Washington’s steep tariff hikes on key exporters such as China, India, and Brazil, averaging 50 percent or more, are forcing American importers to rethink sourcing strategies. By contrast, Pakistan faces tariffs of just 19 percent, a significant cost advantage that could help it capture new market share.

Textiles remain Pakistan’s strongest export to the US, currently worth over $5 billion annually. China ships $40 billion in the same category, and India about $9 billion. Even a modest redirection of orders from these giants could translate into sizable gains for Pakistan, given its established infrastructure in apparel and textiles.

Other sectors also hold promise. Pakistan’s leather exports to the US stand at $171 million, while its global leather trade is valued at $710 million. The country’s sports goods industry, especially football manufacturing, already generates nearly $400 million in exports and has scope for further growth with stronger branding and improved access to US markets. A newer success story is the export of truck and bus radial tyres, which crossed $100 million last year, posting more than 20 percent annual growth.
══════════
▸ **SET PROBLEM**:
Print the passage from the text on Pakistan's exports to the US between "Washington’s steep tariff" and "apparel and textiles.", inclusive. The listing that comes next is separate material and is not connected to the text on Pakistan's exports to the US.

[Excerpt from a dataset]
══════════
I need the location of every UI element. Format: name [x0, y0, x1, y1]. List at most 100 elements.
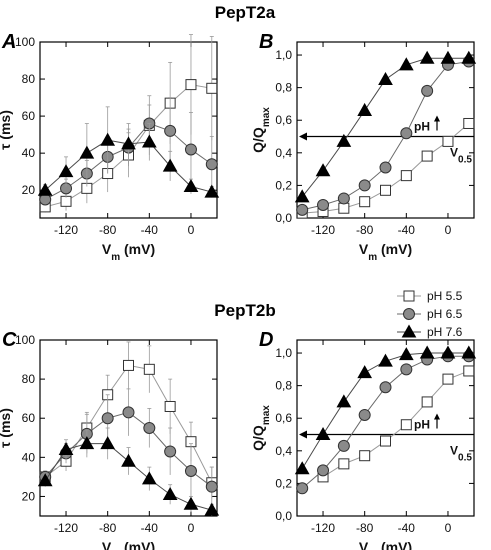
data-point — [317, 198, 330, 211]
series-ph-7-6 — [37, 427, 220, 516]
data-point — [315, 427, 331, 441]
y-tick-label: 0,2 — [275, 476, 292, 490]
legend: pH 5.5 pH 6.5 pH 7.6 — [397, 289, 463, 339]
y-tick-label: 100 — [15, 333, 35, 347]
data-point — [419, 50, 435, 64]
data-point — [378, 353, 393, 367]
data-point — [204, 502, 220, 516]
x-axis-label: Vm (mV) — [102, 241, 155, 263]
data-point — [440, 50, 456, 64]
data-point — [205, 158, 218, 171]
data-point — [357, 102, 373, 116]
y-tick-label: 0,0 — [275, 211, 292, 225]
data-point — [317, 464, 330, 477]
data-point — [205, 480, 218, 493]
data-point — [357, 365, 373, 379]
v-half-arrowhead — [299, 430, 307, 439]
y-tick-label: 0,8 — [275, 81, 292, 95]
data-point — [337, 439, 350, 452]
y-tick-label: 60 — [22, 109, 36, 123]
data-point — [184, 143, 197, 156]
data-point — [338, 458, 350, 470]
legend-marker — [403, 290, 415, 302]
data-point — [79, 145, 95, 159]
data-point — [378, 71, 393, 85]
data-point — [183, 178, 199, 193]
panel-c: C -120 -80 -40 0 20 40 60 80 100 Vm (mV) τ (ms) — [0, 329, 220, 550]
data-point — [461, 345, 477, 359]
y-tick-label: 0,8 — [275, 379, 292, 393]
data-point — [164, 400, 176, 412]
data-point — [294, 189, 310, 203]
x-tick-label: 0 — [188, 223, 195, 237]
data-point — [164, 445, 177, 458]
plot-frame — [39, 339, 218, 517]
panel-b: B -120 -80 -40 0 0,0 0,2 0,4 0,6 0,8 1,0 Vm (mV) Q/Q… — [250, 31, 477, 263]
legend-label: pH 5.5 — [427, 289, 463, 303]
data-point — [398, 347, 414, 361]
x-tick-label: -120 — [311, 223, 335, 237]
data-point — [60, 195, 72, 207]
legend-label: pH 6.5 — [427, 307, 463, 321]
y-tick-label: 0,6 — [275, 411, 292, 425]
series-ph-7-6 — [294, 50, 477, 203]
ph-arrow-label: pH — [414, 120, 430, 134]
data-point — [336, 394, 352, 408]
y-axis-label: τ (ms) — [0, 408, 13, 448]
series-ph-5-5 — [317, 365, 475, 483]
panel-letter: D — [259, 329, 273, 351]
y-axis-label: Q/Qmax — [250, 107, 272, 153]
x-tick-label: -40 — [398, 521, 416, 535]
data-point — [358, 408, 371, 421]
v-half-arrowhead — [299, 132, 307, 141]
data-point — [162, 158, 178, 172]
data-point — [442, 373, 454, 385]
series-ph-7-6 — [294, 345, 477, 475]
plot-frame — [39, 41, 218, 219]
data-point — [338, 202, 350, 214]
data-point — [58, 441, 74, 456]
data-point — [58, 164, 74, 178]
y-tick-label: 1,0 — [275, 346, 292, 360]
legend-item: pH 5.5 — [397, 289, 463, 303]
data-point — [123, 359, 134, 371]
data-point — [204, 184, 220, 198]
x-tick-label: -80 — [99, 521, 117, 535]
data-point — [380, 184, 391, 196]
data-point — [141, 471, 157, 485]
data-point — [143, 363, 155, 375]
x-tick-label: -120 — [54, 521, 78, 535]
data-point — [164, 124, 177, 137]
data-point — [121, 453, 136, 467]
y-tick-label: 0,2 — [275, 178, 292, 192]
x-tick-label: -120 — [311, 521, 335, 535]
v-half-label: V0.5 — [450, 444, 472, 464]
panel-letter: A — [1, 31, 16, 53]
section-title-peptase-b: PepT2b — [214, 301, 275, 320]
data-point — [185, 79, 197, 91]
y-axis-label: Q/Qmax — [250, 405, 272, 451]
data-point — [400, 127, 413, 140]
data-point — [359, 450, 371, 462]
plot-frame — [296, 41, 475, 219]
x-tick-label: -40 — [141, 223, 159, 237]
data-point — [100, 132, 116, 146]
data-point — [296, 203, 309, 216]
legend-item: pH 6.5 — [397, 307, 463, 321]
data-point — [143, 422, 156, 434]
y-tick-label: 0,6 — [275, 113, 292, 127]
data-point — [79, 436, 95, 450]
data-point — [101, 412, 114, 425]
series-line — [301, 352, 469, 470]
section-title-peptase-a: PepT2a — [215, 3, 276, 22]
data-point — [37, 473, 53, 487]
plot-frame — [296, 339, 475, 517]
y-tick-label: 80 — [22, 72, 36, 86]
data-point — [296, 482, 309, 495]
series-ph-6-5 — [296, 350, 475, 495]
data-point — [421, 396, 433, 408]
data-point — [294, 461, 310, 475]
y-tick-label: 0,4 — [275, 146, 292, 160]
x-tick-label: -80 — [356, 521, 374, 535]
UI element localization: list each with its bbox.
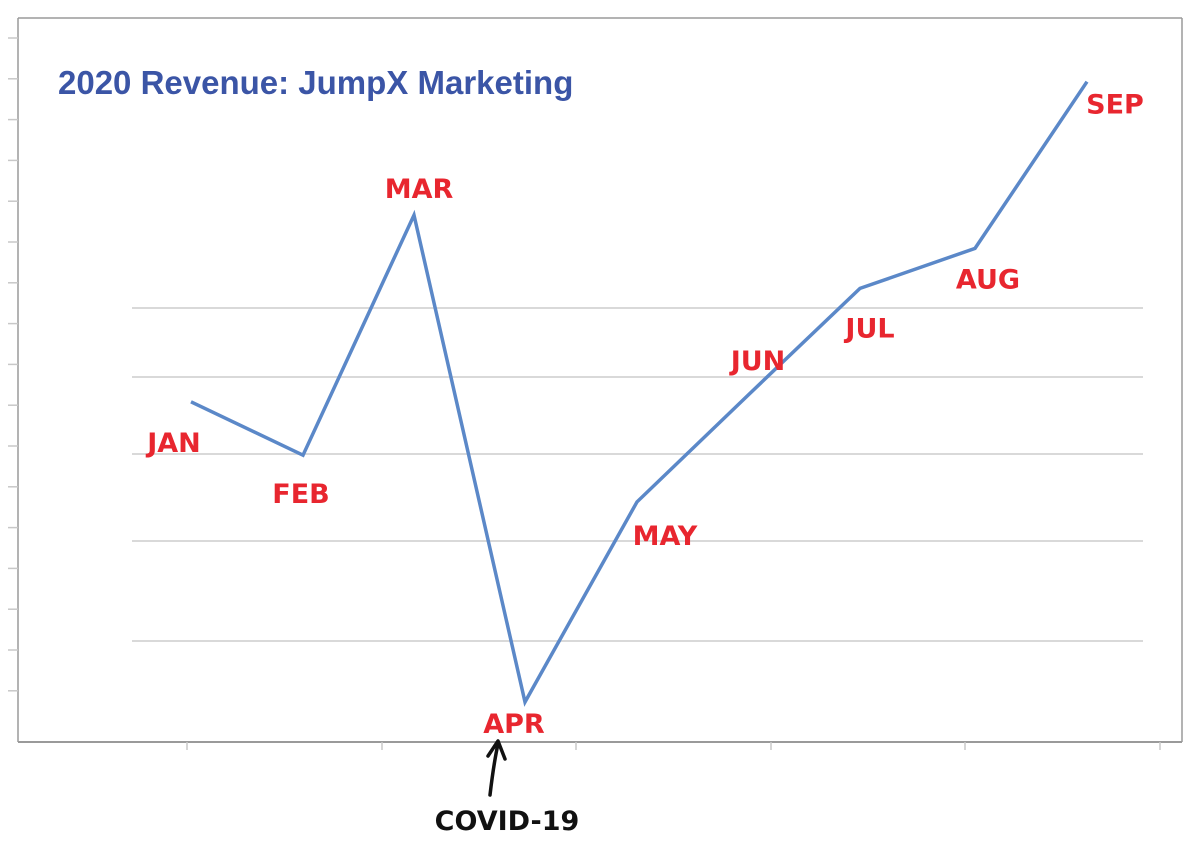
covid-annotation: COVID-19 — [435, 739, 580, 837]
month-label-jul: JUL — [843, 313, 894, 344]
month-label-feb: FEB — [272, 479, 329, 510]
month-label-may: MAY — [633, 521, 698, 552]
annotation-arrow — [486, 739, 507, 797]
month-label-sep: SEP — [1086, 90, 1144, 121]
chart-title: 2020 Revenue: JumpX Marketing — [58, 64, 573, 101]
grid-lines — [132, 307, 1143, 642]
month-label-mar: MAR — [385, 174, 454, 205]
month-label-jan: JAN — [145, 428, 201, 459]
month-label-jun: JUN — [729, 346, 786, 377]
axis-ticks — [8, 37, 1161, 750]
month-label-apr: APR — [483, 709, 545, 740]
annotation-label: COVID-19 — [435, 806, 580, 837]
chart-frame — [17, 17, 1183, 743]
month-label-aug: AUG — [956, 264, 1020, 295]
revenue-series-line — [190, 80, 1089, 707]
month-labels: JAN FEB MAR APR MAY JUN JUL AUG SEP — [145, 90, 1144, 740]
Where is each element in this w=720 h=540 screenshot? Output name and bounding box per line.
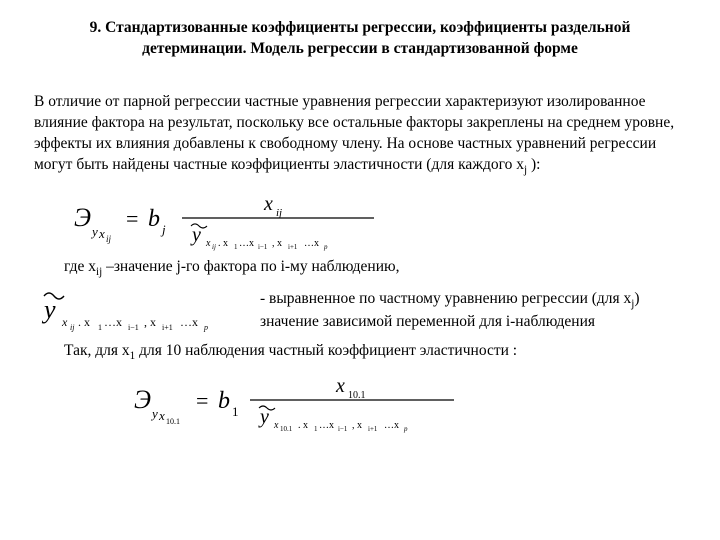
svg-text:x: x	[98, 226, 105, 241]
svg-text:…x: …x	[384, 420, 399, 431]
def-line2: значение зависимой переменной для i-набл…	[260, 313, 595, 330]
svg-text:p: p	[203, 323, 208, 332]
svg-text:…x: …x	[180, 315, 198, 329]
svg-text:p: p	[323, 243, 328, 251]
formula-elasticity-example: Э y x 10.1 = b 1 x 10.1 y x 10.1 . x 1 ……	[124, 368, 686, 432]
svg-text:1: 1	[232, 404, 239, 419]
svg-text:ij: ij	[106, 234, 112, 244]
final-a: Так, для x	[64, 342, 130, 359]
formula-elasticity-general: Э y x ij = b j x ij y x ij . x 1 …x i−1 …	[64, 186, 686, 250]
formula2-svg: Э y x 10.1 = b 1 x 10.1 y x 10.1 . x 1 ……	[124, 368, 474, 432]
svg-text:y: y	[150, 406, 158, 421]
svg-text:ij: ij	[276, 207, 282, 219]
svg-text:p: p	[403, 425, 408, 433]
svg-text:i−1: i−1	[258, 243, 268, 251]
svg-text:. x: . x	[298, 420, 308, 431]
svg-text:10.1: 10.1	[166, 417, 180, 426]
svg-text:1: 1	[98, 323, 102, 332]
svg-text:x: x	[158, 408, 165, 423]
intro-paragraph: В отличие от парной регрессии частные ур…	[34, 92, 686, 178]
document-page: 9. Стандартизованные коэффициенты регрес…	[0, 0, 720, 450]
ytilde-svg: y x ij . x 1 …x i−1 , x i+1 …x p	[36, 288, 246, 334]
svg-text:…x: …x	[104, 315, 122, 329]
svg-text:, x: , x	[144, 315, 156, 329]
svg-text:i+1: i+1	[368, 425, 378, 433]
svg-text:b: b	[148, 206, 160, 232]
svg-text:y: y	[258, 406, 269, 428]
svg-text:. x: . x	[218, 238, 228, 249]
ytilde-definition: y x ij . x 1 …x i−1 , x i+1 …x p - вырав…	[36, 288, 686, 334]
svg-text:y: y	[90, 224, 98, 239]
svg-text:=: =	[126, 206, 138, 231]
svg-text:…x: …x	[239, 238, 254, 249]
note-text1: где x	[64, 258, 96, 275]
svg-text:i+1: i+1	[288, 243, 298, 251]
formula1-svg: Э y x ij = b j x ij y x ij . x 1 …x i−1 …	[64, 186, 394, 250]
svg-text:, x: , x	[272, 238, 282, 249]
svg-text:b: b	[218, 388, 230, 414]
svg-text:j: j	[160, 222, 166, 237]
svg-text:, x: , x	[352, 420, 362, 431]
svg-text:i−1: i−1	[128, 323, 139, 332]
example-statement: Так, для x1 для 10 наблюдения частный ко…	[64, 342, 686, 362]
svg-text:i−1: i−1	[338, 425, 348, 433]
note-text2: –значение j-го фактора по i-му наблюдени…	[102, 258, 399, 275]
svg-text:. x: . x	[78, 315, 90, 329]
page-title: 9. Стандартизованные коэффициенты регрес…	[34, 18, 686, 60]
final-b: для 10 наблюдения частный коэффициент эл…	[135, 342, 517, 359]
note-xij: где xij –значение j-го фактора по i-му н…	[64, 258, 686, 278]
svg-text:x: x	[263, 193, 273, 215]
svg-text:x: x	[335, 375, 345, 397]
title-line-1: 9. Стандартизованные коэффициенты регрес…	[90, 19, 631, 36]
svg-text:y: y	[190, 224, 201, 246]
svg-text:i+1: i+1	[162, 323, 173, 332]
svg-text:ij: ij	[212, 243, 216, 251]
para-text: В отличие от парной регрессии частные ур…	[34, 93, 674, 173]
svg-text:…x: …x	[319, 420, 334, 431]
svg-text:Э: Э	[134, 385, 151, 414]
ytilde-definition-text: - выравненное по частному уравнению регр…	[260, 289, 640, 333]
svg-text:x: x	[205, 238, 211, 249]
svg-text:1: 1	[234, 243, 238, 251]
svg-text:1: 1	[314, 425, 318, 433]
svg-text:10.1: 10.1	[280, 425, 293, 433]
def-line1-a: - выравненное по частному уравнению регр…	[260, 290, 631, 307]
svg-text:=: =	[196, 388, 208, 413]
svg-text:x: x	[273, 420, 279, 431]
svg-text:y: y	[41, 295, 56, 324]
para-end: ):	[527, 156, 540, 173]
svg-text:10.1: 10.1	[348, 390, 366, 401]
def-line1-b: )	[634, 290, 639, 307]
title-line-2: детерминации. Модель регрессии в стандар…	[142, 40, 578, 57]
svg-text:Э: Э	[74, 203, 91, 232]
svg-text:…x: …x	[304, 238, 319, 249]
svg-text:x: x	[61, 315, 68, 329]
svg-text:ij: ij	[70, 323, 75, 332]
══════════
▸ **RESULT FOR THIS EXERCISE**:
Washington’s steep tariff hikes on key exporters such as China, India, and Brazil, averaging 50 percent or more, are forcing American importers to rethink sourcing strategies. By contrast, Pakistan faces tariffs of just 19 percent, a significant cost advantage that could help it capture new market share.

Textiles remain Pakistan’s strongest export to the US, currently worth over $5 billion annually. China ships $40 billion in the same category, and India about $9 billion. Even a modest redirection of orders from these giants could translate into sizable gains for Pakistan, given its established infrastructure in apparel and textiles.